Task to complete
Copy each line that contains the word "losjerende".

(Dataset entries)
————
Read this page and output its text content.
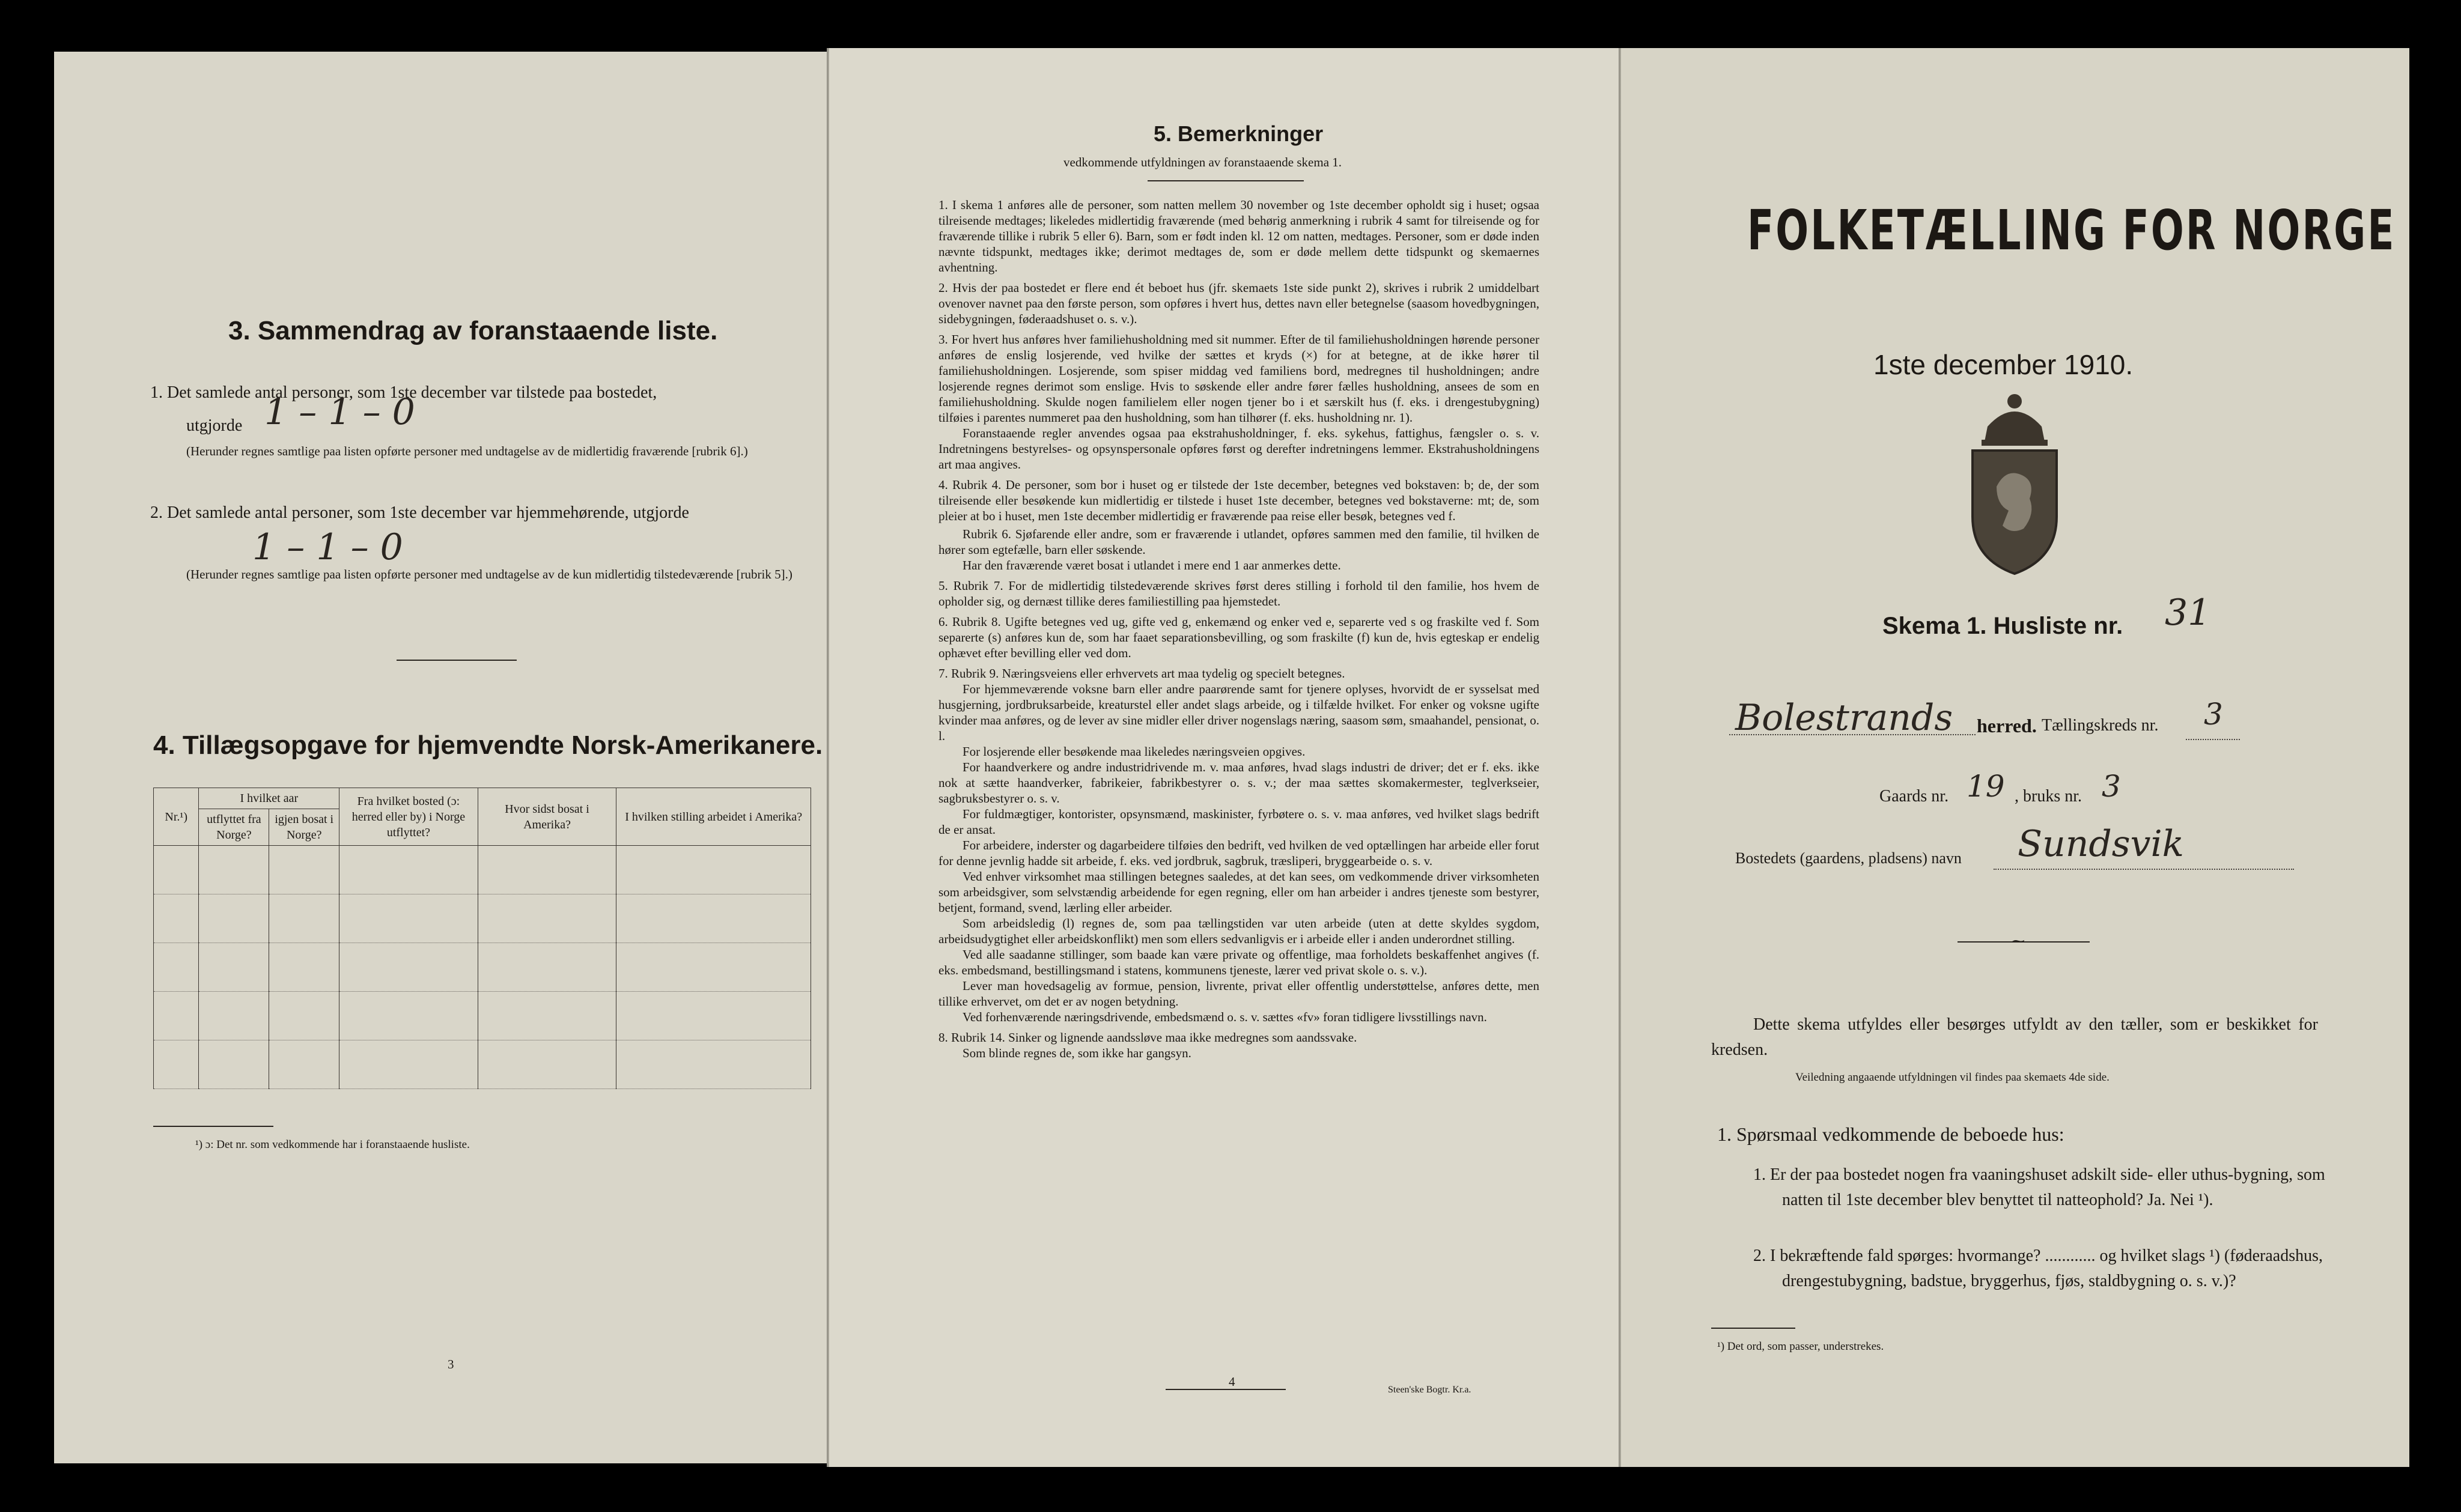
3. Sammendrag av foranstaaende liste.
1. Det samlede antal personer, som 1ste december var tilstede paa bostedet,
utgjorde 1 – 1 – 0
(Herunder regnes samtlige paa listen opførte personer med undtagelse av de midlertidig fraværende [rubrik 6].)
2. Det samlede antal personer, som 1ste december var hjemmehørende, utgjorde
1 – 1 – 0
(Herunder regnes samtlige paa listen opførte personer med undtagelse av de kun midlertidig tilstedeværende [rubrik 5].)
4. Tillægsopgave for hjemvendte Norsk-Amerikanere.
Nr.¹)	I hvilket aar		Fra hvilket bosted (ɔ: herred eller by) i Norge utflyttet?	Hvor sidst bosat i Amerika?	I hvilken stilling arbeidet i Amerika?
	utflyttet fra Norge?	igjen bosat i Norge?			

¹) ɔ: Det nr. som vedkommende har i foranstaaende husliste.
3
5. Bemerkninger
vedkommende utfyldningen av foranstaaende skema 1.

1. I skema 1 anføres alle de personer, som natten mellem 30 november og 1ste december opholdt sig i huset; ogsaa tilreisende medtages; likeledes midlertidig fraværende (med behørig anmerkning i rubrik 4 samt for tilreisende og for fraværende tillike i rubrik 5 eller 6). Barn, som er født inden kl. 12 om natten, medtages. Personer, som er døde inden nævnte tidspunkt, medtages ikke; derimot medtages de, som er døde mellem dette tidspunkt og skemaernes avhentning.

2. Hvis der paa bostedet er flere end ét beboet hus (jfr. skemaets 1ste side punkt 2), skrives i rubrik 2 umiddelbart ovenover navnet paa den første person, som opføres i hvert hus, dettes navn eller betegnelse (saasom hovedbygningen, sidebygningen, føderaadshuset o. s. v.).

3. For hvert hus anføres hver familiehusholdning med sit nummer. Efter de til familiehusholdningen hørende personer anføres de enslig losjerende, ved hvilke der sættes et kryds (×) for at betegne, at de ikke hører til familiehusholdningen. Losjerende, som spiser middag ved familiens bord, medregnes til husholdningen; andre losjerende regnes derimot som enslige. Hvis to søskende eller andre fører fælles husholdning, ansees de som en familiehusholdning. Skulde nogen familielem eller nogen tjener bo i et særskilt hus (f. eks. i drengestubygning) tilføies i parentes nummeret paa den husholdning, som han tilhører (f. eks. husholdning nr. 1).

Foranstaaende regler anvendes ogsaa paa ekstrahusholdninger, f. eks. sykehus, fattighus, fængsler o. s. v. Indretningens bestyrelses- og opsynspersonale opføres først og derefter indretningens lemmer. Ekstrahusholdningens art maa angives.

4. Rubrik 4. De personer, som bor i huset og er tilstede der 1ste december, betegnes ved bokstaven: b; de, der som tilreisende eller besøkende kun midlertidig er tilstede i huset 1ste december, betegnes ved bokstaverne: mt; de, som pleier at bo i huset, men 1ste december midlertidig er fraværende paa reise eller besøk, betegnes ved f.

Rubrik 6. Sjøfarende eller andre, som er fraværende i utlandet, opføres sammen med den familie, til hvilken de hører som egtefælle, barn eller søskende.

Har den fraværende været bosat i utlandet i mere end 1 aar anmerkes dette.

5. Rubrik 7. For de midlertidig tilstedeværende skrives først deres stilling i forhold til den familie, hos hvem de opholder sig, og dernæst tillike deres familiestilling paa hjemstedet.

6. Rubrik 8. Ugifte betegnes ved ug, gifte ved g, enkemænd og enker ved e, separerte ved s og fraskilte ved f. Som separerte (s) anføres kun de, som har faaet separationsbevilling, og som fraskilte (f) kun de, hvis egteskap er endelig ophævet efter bevilling eller ved dom.

7. Rubrik 9. Næringsveiens eller erhvervets art maa tydelig og specielt betegnes.

For hjemmeværende voksne barn eller andre paarørende samt for tjenere oplyses, hvorvidt de er sysselsat med husgjerning, jordbruksarbeide, kreaturstel eller andet slags arbeide, og i tilfælde hvilket. For enker og voksne ugifte kvinder maa anføres, og de lever av sine midler eller driver nogenslags næring, saasom søm, smaahandel, pensionat, o. l.

For losjerende eller besøkende maa likeledes næringsveien opgives.

For haandverkere og andre industridrivende m. v. maa anføres, hvad slags industri de driver; det er f. eks. ikke nok at sætte haandverker, fabrikeier, fabrikbestyrer o. s. v.; der maa sættes skomakermester, teglverkseier, sagbruksbestyrer o. s. v.

For fuldmægtiger, kontorister, opsynsmænd, maskinister, fyrbøtere o. s. v. maa anføres, ved hvilket slags bedrift de er ansat.

For arbeidere, inderster og dagarbeidere tilføies den bedrift, ved hvilken de ved optællingen har arbeide eller forut for denne jevnlig hadde sit arbeide, f. eks. ved jordbruk, sagbruk, træsliperi, bryggearbeide o. s. v.

Ved enhver virksomhet maa stillingen betegnes saaledes, at det kan sees, om vedkommende driver virksomheten som arbeidsgiver, som selvstændig arbeidende for egen regning, eller om han arbeider i andres tjeneste som bestyrer, betjent, formand, svend, lærling eller arbeider.

Som arbeidsledig (l) regnes de, som paa tællingstiden var uten arbeide (uten at dette skyldes sygdom, arbeidsudygtighet eller arbeidskonflikt) men som ellers sedvanligvis er i arbeide eller i anden underordnet stilling.

Ved alle saadanne stillinger, som baade kan være private og offentlige, maa forholdets beskaffenhet angives (f. eks. embedsmand, bestillingsmand i statens, kommunens tjeneste, lærer ved privat skole o. s. v.).

Lever man hovedsagelig av formue, pension, livrente, privat eller offentlig understøttelse, anføres dette, men tillike erhvervet, om det er av nogen betydning.

Ved forhenværende næringsdrivende, embedsmænd o. s. v. sættes «fv» foran tidligere livsstillings navn.

8. Rubrik 14. Sinker og lignende aandssløve maa ikke medregnes som aandssvake.

Som blinde regnes de, som ikke har gangsyn.

4
Steen'ske Bogtr. Kr.a.
FOLKETÆLLING FOR NORGE
1ste december 1910.
Skema 1. Husliste nr. 31
Bolestrands herred. Tællingskreds nr. 3
Gaards nr. 19 , bruks nr. 3
Bostedets (gaardens, pladsens) navn Sundsvik
⁓
Dette skema utfyldes eller besørges utfyldt av den tæller, som er beskikket for kredsen.
Veiledning angaaende utfyldningen vil findes paa skemaets 4de side.
1. Spørsmaal vedkommende de beboede hus:
1. Er der paa bostedet nogen fra vaaningshuset adskilt side- eller uthus-bygning, som natten til 1ste december blev benyttet til natteophold? Ja. Nei ¹).
2. I bekræftende fald spørges: hvormange? ............ og hvilket slags ¹) (føderaadshus, drengestubygning, badstue, bryggerhus, fjøs, staldbygning o. s. v.)?
¹) Det ord, som passer, understrekes.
————
Exercise answer
3. For hvert hus anføres hver familiehusholdning med sit nummer. Efter de til familiehusholdningen hørende personer anføres de enslig losjerende, ved hvilke der sættes et kryds (×) for at betegne, at de ikke hører til familiehusholdningen. Losjerende, som spiser middag ved familiens bord, medregnes til husholdningen; andre losjerende regnes derimot som enslige. Hvis to søskende eller andre fører fælles husholdning, ansees de som en familiehusholdning. Skulde nogen familielem eller nogen tjener bo i et særskilt hus (f. eks. i drengestubygning) tilføies i parentes nummeret paa den husholdning, som han tilhører (f. eks. husholdning nr. 1).
For losjerende eller besøkende maa likeledes næringsveien opgives.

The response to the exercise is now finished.